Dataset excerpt
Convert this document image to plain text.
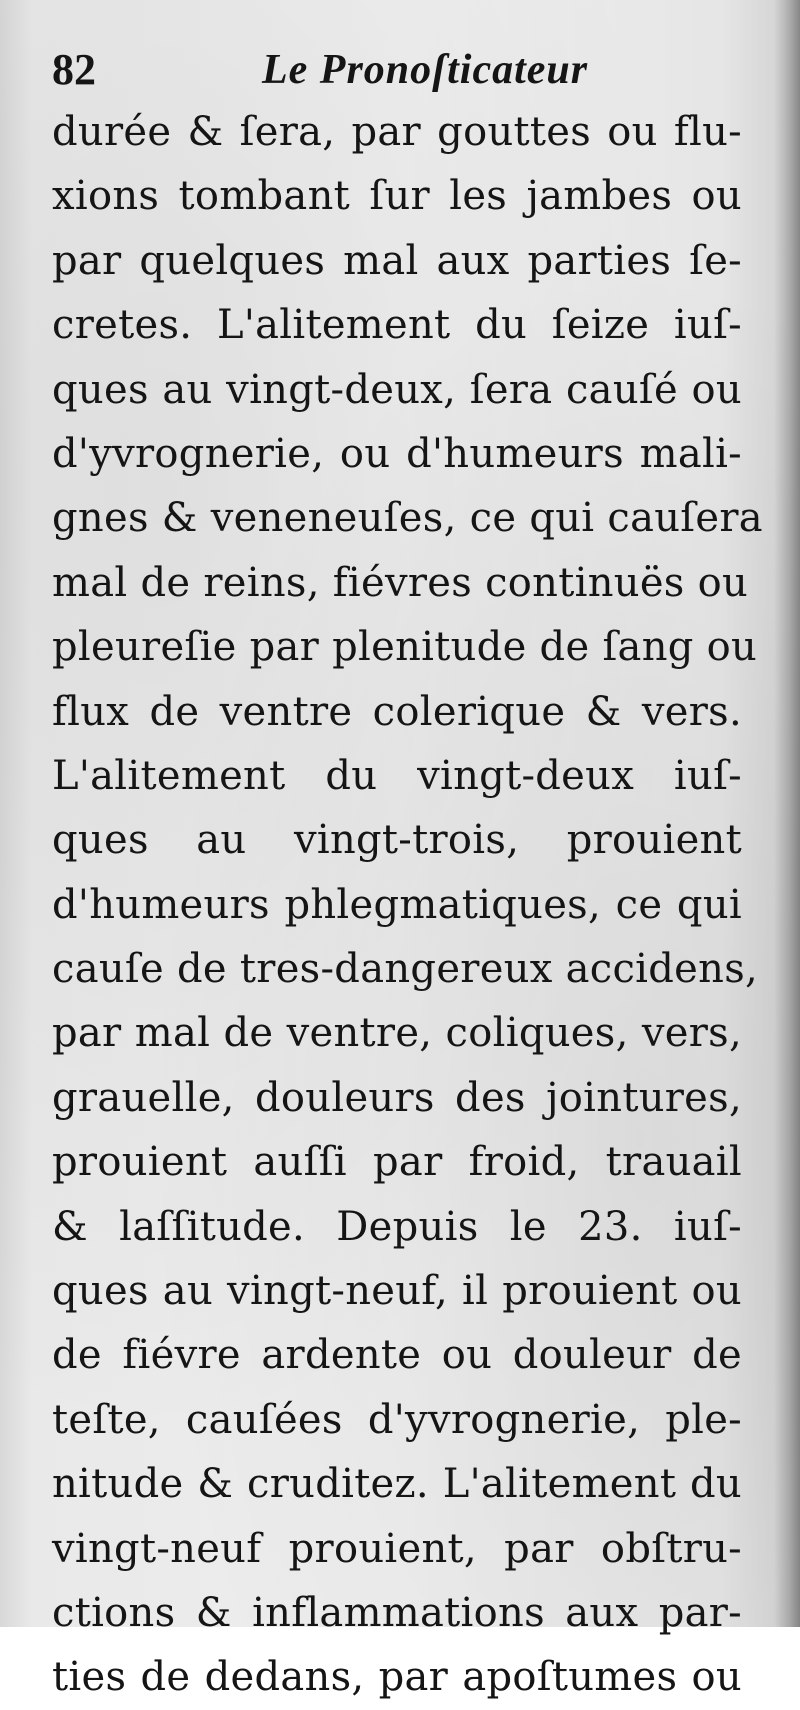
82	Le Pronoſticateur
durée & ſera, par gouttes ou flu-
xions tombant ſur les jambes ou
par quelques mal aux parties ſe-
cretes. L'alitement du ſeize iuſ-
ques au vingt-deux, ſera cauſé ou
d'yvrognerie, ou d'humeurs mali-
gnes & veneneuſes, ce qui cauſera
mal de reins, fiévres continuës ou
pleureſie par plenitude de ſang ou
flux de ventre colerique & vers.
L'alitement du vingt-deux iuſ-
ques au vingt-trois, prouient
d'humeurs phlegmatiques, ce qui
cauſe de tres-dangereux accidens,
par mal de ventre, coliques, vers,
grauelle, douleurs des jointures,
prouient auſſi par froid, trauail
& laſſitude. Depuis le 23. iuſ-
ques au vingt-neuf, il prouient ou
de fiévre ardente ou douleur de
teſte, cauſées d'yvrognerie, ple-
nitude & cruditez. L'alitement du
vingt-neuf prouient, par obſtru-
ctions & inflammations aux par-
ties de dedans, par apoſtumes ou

_Task goal_: Go through the records. Copy each line where "alitement" appears.

_Answer to the exercise_:
cretes. L'alitement du ſeize iuſ-
L'alitement du vingt-deux iuſ-
nitude & cruditez. L'alitement du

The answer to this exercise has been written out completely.